Monday, July 20, 2009

No One You Know by Michelle Richmond

ISBN-13: 9780385340144
Publisher: Bantam Books
Published: May 2009
331 pgs




No One You Know has been on my radar ever since I read several good reviews from fellow bookbloggers. The book blurb said "this is a riveting family drama about loss, love, and the way hope redefines our lives" so I had expected the story to be captivating and intriguing and I am glad it does not disappoint.

The story begins when Ellie Enderlin is on a business trip in Nicaragua when she stumble upon a man who was the lover and murderer of her sister, Lila. Ellie could not help thinking Peter McConnell being the one who killed her sister, after all he was married and he was believed to be the last person Lila had seen before her death. On top of that, Ellie could not help but wonder about the book her English professor has written about her sister and the case. The book made it to the bestselling list, but it made her feeling more loss and worst, betrayed. She thought she could share her grievances to Andrew Thorpe but apparently she was wrong.

━━━

Task instructions ::
According to the book review, where is Ellie Enderlin on a business trip when the story begins? The data that comes after this review isn't needed.

Information provided ::
━━━

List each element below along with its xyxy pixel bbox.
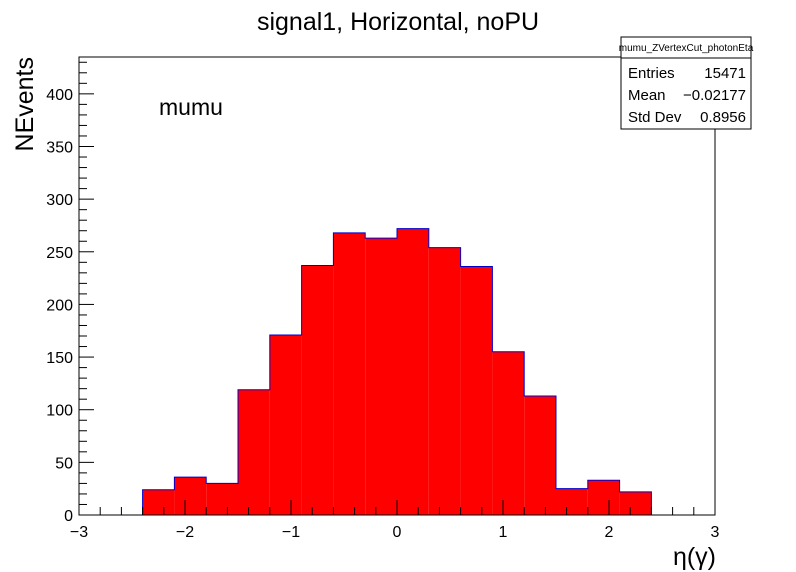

━━━

The output ::
Nicaragua